Without including any pictures, write out all the entries exactly.

····················

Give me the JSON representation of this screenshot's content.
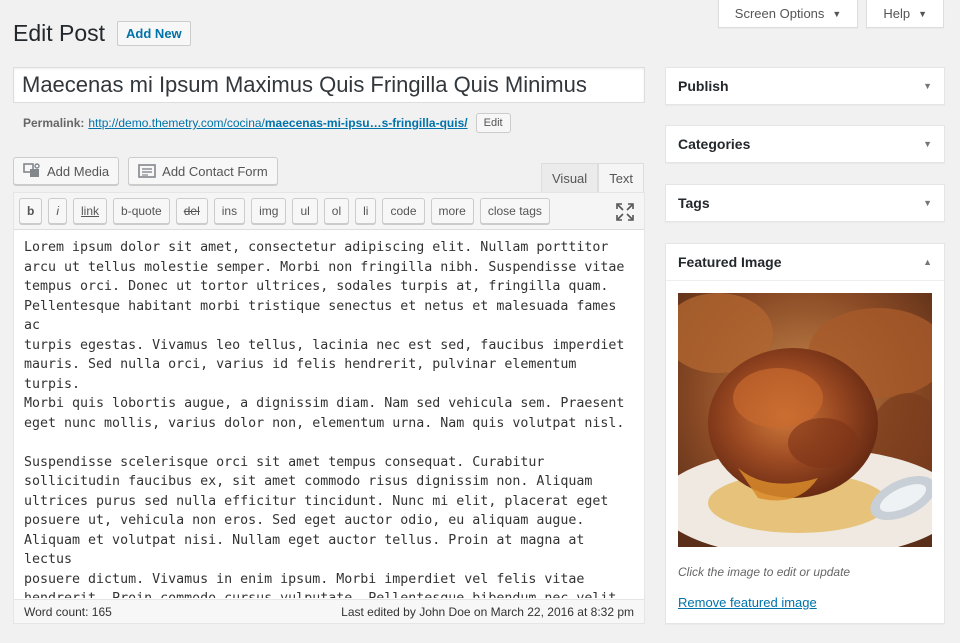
{
  "header": {
    "screen_options": "Screen Options",
    "help": "Help",
    "title": "Edit Post",
    "add_new": "Add New"
  },
  "post": {
    "title": "Maecenas mi Ipsum Maximus Quis Fringilla Quis Minimus",
    "permalink_label": "Permalink:",
    "permalink_prefix": "http://demo.themetry.com/cocina/",
    "permalink_slug": "maecenas-mi-ipsu…s-fringilla-quis/",
    "permalink_edit": "Edit"
  },
  "media": {
    "add_media": "Add Media",
    "add_contact_form": "Add Contact Form"
  },
  "editor": {
    "tabs": [
      "Visual",
      "Text"
    ],
    "active_tab": "Text",
    "quicktags": [
      "b",
      "i",
      "link",
      "b-quote",
      "del",
      "ins",
      "img",
      "ul",
      "ol",
      "li",
      "code",
      "more",
      "close tags"
    ],
    "paragraphs": [
      "Lorem ipsum dolor sit amet, consectetur adipiscing elit. Nullam porttitor\narcu ut tellus molestie semper. Morbi non fringilla nibh. Suspendisse vitae\ntempus orci. Donec ut tortor ultrices, sodales turpis at, fringilla quam.\nPellentesque habitant morbi tristique senectus et netus et malesuada fames ac\nturpis egestas. Vivamus leo tellus, lacinia nec est sed, faucibus imperdiet\nmauris. Sed nulla orci, varius id felis hendrerit, pulvinar elementum turpis.\nMorbi quis lobortis augue, a dignissim diam. Nam sed vehicula sem. Praesent\neget nunc mollis, varius dolor non, elementum urna. Nam quis volutpat nisl.",
      "Suspendisse scelerisque orci sit amet tempus consequat. Curabitur\nsollicitudin faucibus ex, sit amet commodo risus dignissim non. Aliquam\nultrices purus sed nulla efficitur tincidunt. Nunc mi elit, placerat eget\nposuere ut, vehicula non eros. Sed eget auctor odio, eu aliquam augue.\nAliquam et volutpat nisi. Nullam eget auctor tellus. Proin at magna at lectus\nposuere dictum. Vivamus in enim ipsum. Morbi imperdiet vel felis vitae\nhendrerit. Proin commodo cursus vulputate. Pellentesque bibendum nec velit\nvitae feugiat."
    ],
    "word_count": "Word count: 165",
    "last_edited": "Last edited by John Doe on March 22, 2016 at 8:32 pm"
  },
  "sidebar": {
    "publish": "Publish",
    "categories": "Categories",
    "tags": "Tags",
    "featured_image": "Featured Image",
    "featured_caption": "Click the image to edit or update",
    "remove_featured": "Remove featured image"
  },
  "colors": {
    "link": "#0073aa",
    "background": "#f1f1f1"
  }
}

····················

| Result for this exercise |
Give me the JSON representation of this screenshot's content.
{
  "header": {
    "screen_options": "Screen Options",
    "help": "Help",
    "title": "Edit Post",
    "add_new": "Add New"
  },
  "post": {
    "title": "Maecenas mi Ipsum Maximus Quis Fringilla Quis Minimus",
    "permalink_label": "Permalink:",
    "permalink_prefix": "http://demo.themetry.com/cocina/",
    "permalink_slug": "maecenas-mi-ipsu…s-fringilla-quis/",
    "permalink_edit": "Edit"
  },
  "media": {
    "add_media": "Add Media",
    "add_contact_form": "Add Contact Form"
  },
  "editor": {
    "tabs": [
      "Visual",
      "Text"
    ],
    "active_tab": "Text",
    "quicktags": [
      "b",
      "i",
      "link",
      "b-quote",
      "del",
      "ins",
      "img",
      "ul",
      "ol",
      "li",
      "code",
      "more",
      "close tags"
    ],
    "paragraphs": [
      "Lorem ipsum dolor sit amet, consectetur adipiscing elit. Nullam porttitor\narcu ut tellus molestie semper. Morbi non fringilla nibh. Suspendisse vitae\ntempus orci. Donec ut tortor ultrices, sodales turpis at, fringilla quam.\nPellentesque habitant morbi tristique senectus et netus et malesuada fames ac\nturpis egestas. Vivamus leo tellus, lacinia nec est sed, faucibus imperdiet\nmauris. Sed nulla orci, varius id felis hendrerit, pulvinar elementum turpis.\nMorbi quis lobortis augue, a dignissim diam. Nam sed vehicula sem. Praesent\neget nunc mollis, varius dolor non, elementum urna. Nam quis volutpat nisl.",
      "Suspendisse scelerisque orci sit amet tempus consequat. Curabitur\nsollicitudin faucibus ex, sit amet commodo risus dignissim non. Aliquam\nultrices purus sed nulla efficitur tincidunt. Nunc mi elit, placerat eget\nposuere ut, vehicula non eros. Sed eget auctor odio, eu aliquam augue.\nAliquam et volutpat nisi. Nullam eget auctor tellus. Proin at magna at lectus\nposuere dictum. Vivamus in enim ipsum. Morbi imperdiet vel felis vitae\nhendrerit. Proin commodo cursus vulputate. Pellentesque bibendum nec velit\nvitae feugiat."
    ],
    "word_count": "Word count: 165",
    "last_edited": "Last edited by John Doe on March 22, 2016 at 8:32 pm"
  },
  "sidebar": {
    "publish": "Publish",
    "categories": "Categories",
    "tags": "Tags",
    "featured_image": "Featured Image",
    "featured_caption": "Click the image to edit or update",
    "remove_featured": "Remove featured image"
  },
  "colors": {
    "link": "#0073aa",
    "background": "#f1f1f1"
  }
}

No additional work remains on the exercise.